----- Extracted information

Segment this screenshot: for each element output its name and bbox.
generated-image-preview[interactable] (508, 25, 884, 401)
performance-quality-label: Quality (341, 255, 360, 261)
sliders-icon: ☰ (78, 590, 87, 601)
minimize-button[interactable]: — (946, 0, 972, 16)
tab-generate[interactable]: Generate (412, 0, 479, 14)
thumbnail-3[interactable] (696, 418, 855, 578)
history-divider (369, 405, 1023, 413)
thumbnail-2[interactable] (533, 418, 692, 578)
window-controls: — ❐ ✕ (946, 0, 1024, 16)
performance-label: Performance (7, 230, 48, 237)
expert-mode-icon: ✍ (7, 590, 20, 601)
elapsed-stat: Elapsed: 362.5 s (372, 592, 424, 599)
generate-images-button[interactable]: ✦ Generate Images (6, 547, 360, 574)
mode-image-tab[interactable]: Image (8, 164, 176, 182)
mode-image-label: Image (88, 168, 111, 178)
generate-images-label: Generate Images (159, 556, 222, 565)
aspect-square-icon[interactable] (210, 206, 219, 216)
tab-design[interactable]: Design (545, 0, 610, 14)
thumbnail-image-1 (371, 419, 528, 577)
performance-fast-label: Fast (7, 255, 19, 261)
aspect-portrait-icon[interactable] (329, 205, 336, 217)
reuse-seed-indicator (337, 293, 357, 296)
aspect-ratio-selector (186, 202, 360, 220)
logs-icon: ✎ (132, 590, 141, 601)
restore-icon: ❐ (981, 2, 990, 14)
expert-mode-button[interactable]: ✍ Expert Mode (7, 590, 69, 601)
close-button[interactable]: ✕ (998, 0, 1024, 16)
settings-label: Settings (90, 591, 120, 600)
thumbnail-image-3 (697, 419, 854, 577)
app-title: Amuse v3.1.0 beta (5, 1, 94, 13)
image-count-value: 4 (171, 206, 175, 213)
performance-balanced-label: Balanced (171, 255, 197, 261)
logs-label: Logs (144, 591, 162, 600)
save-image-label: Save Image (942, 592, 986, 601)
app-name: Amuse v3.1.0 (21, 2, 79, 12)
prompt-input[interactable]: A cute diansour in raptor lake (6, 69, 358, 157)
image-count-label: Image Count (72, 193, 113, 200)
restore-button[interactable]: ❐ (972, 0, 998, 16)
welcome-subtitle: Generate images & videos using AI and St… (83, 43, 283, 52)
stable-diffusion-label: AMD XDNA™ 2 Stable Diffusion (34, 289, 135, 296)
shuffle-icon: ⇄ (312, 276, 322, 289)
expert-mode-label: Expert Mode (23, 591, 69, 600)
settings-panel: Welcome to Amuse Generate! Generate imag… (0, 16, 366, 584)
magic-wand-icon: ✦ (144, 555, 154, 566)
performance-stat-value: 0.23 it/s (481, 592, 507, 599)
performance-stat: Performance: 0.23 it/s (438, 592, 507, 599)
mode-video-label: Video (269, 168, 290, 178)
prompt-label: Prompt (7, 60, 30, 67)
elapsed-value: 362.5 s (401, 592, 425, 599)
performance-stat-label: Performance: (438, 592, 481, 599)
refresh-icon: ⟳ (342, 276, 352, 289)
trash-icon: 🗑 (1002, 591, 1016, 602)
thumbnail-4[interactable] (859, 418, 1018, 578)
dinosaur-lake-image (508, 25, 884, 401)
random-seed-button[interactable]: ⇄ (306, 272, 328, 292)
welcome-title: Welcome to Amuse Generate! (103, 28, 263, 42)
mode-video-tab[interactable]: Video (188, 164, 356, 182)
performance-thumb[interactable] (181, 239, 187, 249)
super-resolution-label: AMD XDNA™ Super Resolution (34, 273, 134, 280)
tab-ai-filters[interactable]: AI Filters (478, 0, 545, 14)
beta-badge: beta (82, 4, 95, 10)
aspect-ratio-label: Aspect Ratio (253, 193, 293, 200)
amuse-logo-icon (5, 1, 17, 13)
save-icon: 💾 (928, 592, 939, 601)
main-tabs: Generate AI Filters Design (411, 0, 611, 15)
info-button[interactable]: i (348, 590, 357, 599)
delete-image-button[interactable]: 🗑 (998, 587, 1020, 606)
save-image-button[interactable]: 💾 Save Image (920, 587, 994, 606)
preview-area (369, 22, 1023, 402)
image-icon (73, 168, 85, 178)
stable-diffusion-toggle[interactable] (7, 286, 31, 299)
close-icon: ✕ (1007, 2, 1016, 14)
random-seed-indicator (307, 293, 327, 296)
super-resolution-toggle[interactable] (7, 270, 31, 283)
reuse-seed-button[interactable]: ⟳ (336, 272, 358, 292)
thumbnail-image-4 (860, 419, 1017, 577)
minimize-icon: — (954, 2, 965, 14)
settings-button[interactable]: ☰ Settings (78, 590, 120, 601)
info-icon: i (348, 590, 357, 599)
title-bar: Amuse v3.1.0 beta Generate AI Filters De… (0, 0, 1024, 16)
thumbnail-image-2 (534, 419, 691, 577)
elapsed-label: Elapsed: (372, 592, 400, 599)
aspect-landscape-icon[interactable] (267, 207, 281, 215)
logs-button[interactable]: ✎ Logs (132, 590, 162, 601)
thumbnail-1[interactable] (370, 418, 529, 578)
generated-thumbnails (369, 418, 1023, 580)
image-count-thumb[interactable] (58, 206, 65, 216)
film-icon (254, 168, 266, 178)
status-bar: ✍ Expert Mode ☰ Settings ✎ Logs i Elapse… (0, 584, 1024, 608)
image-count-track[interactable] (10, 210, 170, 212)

----------

▸ What you have to do
Copy the listing above line for line, keeping every character unchanged.

▸ Solution to the problem
Segment this screenshot: for each element output its name and bbox.
generated-image-preview[interactable] (508, 25, 884, 401)
performance-quality-label: Quality (341, 255, 360, 261)
sliders-icon: ☰ (78, 590, 87, 601)
minimize-button[interactable]: — (946, 0, 972, 16)
tab-generate[interactable]: Generate (412, 0, 479, 14)
thumbnail-3[interactable] (696, 418, 855, 578)
history-divider (369, 405, 1023, 413)
thumbnail-2[interactable] (533, 418, 692, 578)
window-controls: — ❐ ✕ (946, 0, 1024, 16)
performance-label: Performance (7, 230, 48, 237)
expert-mode-icon: ✍ (7, 590, 20, 601)
elapsed-stat: Elapsed: 362.5 s (372, 592, 424, 599)
generate-images-button[interactable]: ✦ Generate Images (6, 547, 360, 574)
mode-image-tab[interactable]: Image (8, 164, 176, 182)
mode-image-label: Image (88, 168, 111, 178)
generate-images-label: Generate Images (159, 556, 222, 565)
aspect-square-icon[interactable] (210, 206, 219, 216)
tab-design[interactable]: Design (545, 0, 610, 14)
thumbnail-image-1 (371, 419, 528, 577)
performance-fast-label: Fast (7, 255, 19, 261)
aspect-portrait-icon[interactable] (329, 205, 336, 217)
reuse-seed-indicator (337, 293, 357, 296)
aspect-ratio-selector (186, 202, 360, 220)
logs-icon: ✎ (132, 590, 141, 601)
restore-icon: ❐ (981, 2, 990, 14)
expert-mode-button[interactable]: ✍ Expert Mode (7, 590, 69, 601)
close-button[interactable]: ✕ (998, 0, 1024, 16)
settings-label: Settings (90, 591, 120, 600)
thumbnail-image-3 (697, 419, 854, 577)
app-title: Amuse v3.1.0 beta (5, 1, 94, 13)
image-count-value: 4 (171, 206, 175, 213)
performance-balanced-label: Balanced (171, 255, 197, 261)
logs-label: Logs (144, 591, 162, 600)
save-image-label: Save Image (942, 592, 986, 601)
app-name: Amuse v3.1.0 (21, 2, 79, 12)
prompt-input[interactable]: A cute diansour in raptor lake (6, 69, 358, 157)
image-count-label: Image Count (72, 193, 113, 200)
restore-button[interactable]: ❐ (972, 0, 998, 16)
welcome-subtitle: Generate images & videos using AI and St… (83, 43, 283, 52)
stable-diffusion-label: AMD XDNA™ 2 Stable Diffusion (34, 289, 135, 296)
shuffle-icon: ⇄ (312, 276, 322, 289)
expert-mode-label: Expert Mode (23, 591, 69, 600)
settings-panel: Welcome to Amuse Generate! Generate imag… (0, 16, 366, 584)
magic-wand-icon: ✦ (144, 555, 154, 566)
performance-stat-value: 0.23 it/s (481, 592, 507, 599)
performance-stat: Performance: 0.23 it/s (438, 592, 507, 599)
mode-video-label: Video (269, 168, 290, 178)
prompt-label: Prompt (7, 60, 30, 67)
elapsed-value: 362.5 s (401, 592, 425, 599)
performance-stat-label: Performance: (438, 592, 481, 599)
refresh-icon: ⟳ (342, 276, 352, 289)
trash-icon: 🗑 (1002, 591, 1016, 602)
thumbnail-4[interactable] (859, 418, 1018, 578)
dinosaur-lake-image (508, 25, 884, 401)
random-seed-button[interactable]: ⇄ (306, 272, 328, 292)
welcome-title: Welcome to Amuse Generate! (103, 28, 263, 42)
mode-video-tab[interactable]: Video (188, 164, 356, 182)
performance-thumb[interactable] (181, 239, 187, 249)
super-resolution-label: AMD XDNA™ Super Resolution (34, 273, 134, 280)
tab-ai-filters[interactable]: AI Filters (478, 0, 545, 14)
beta-badge: beta (82, 4, 95, 10)
aspect-ratio-label: Aspect Ratio (253, 193, 293, 200)
amuse-logo-icon (5, 1, 17, 13)
save-icon: 💾 (928, 592, 939, 601)
main-tabs: Generate AI Filters Design (411, 0, 611, 15)
info-button[interactable]: i (348, 590, 357, 599)
delete-image-button[interactable]: 🗑 (998, 587, 1020, 606)
save-image-button[interactable]: 💾 Save Image (920, 587, 994, 606)
preview-area (369, 22, 1023, 402)
image-icon (73, 168, 85, 178)
stable-diffusion-toggle[interactable] (7, 286, 31, 299)
close-icon: ✕ (1007, 2, 1016, 14)
random-seed-indicator (307, 293, 327, 296)
super-resolution-toggle[interactable] (7, 270, 31, 283)
reuse-seed-button[interactable]: ⟳ (336, 272, 358, 292)
thumbnail-image-4 (860, 419, 1017, 577)
minimize-icon: — (954, 2, 965, 14)
settings-button[interactable]: ☰ Settings (78, 590, 120, 601)
info-icon: i (348, 590, 357, 599)
title-bar: Amuse v3.1.0 beta Generate AI Filters De… (0, 0, 1024, 16)
thumbnail-image-2 (534, 419, 691, 577)
elapsed-label: Elapsed: (372, 592, 400, 599)
aspect-landscape-icon[interactable] (267, 207, 281, 215)
logs-button[interactable]: ✎ Logs (132, 590, 162, 601)
thumbnail-1[interactable] (370, 418, 529, 578)
generated-thumbnails (369, 418, 1023, 580)
image-count-thumb[interactable] (58, 206, 65, 216)
film-icon (254, 168, 266, 178)
status-bar: ✍ Expert Mode ☰ Settings ✎ Logs i Elapse… (0, 584, 1024, 608)
image-count-track[interactable] (10, 210, 170, 212)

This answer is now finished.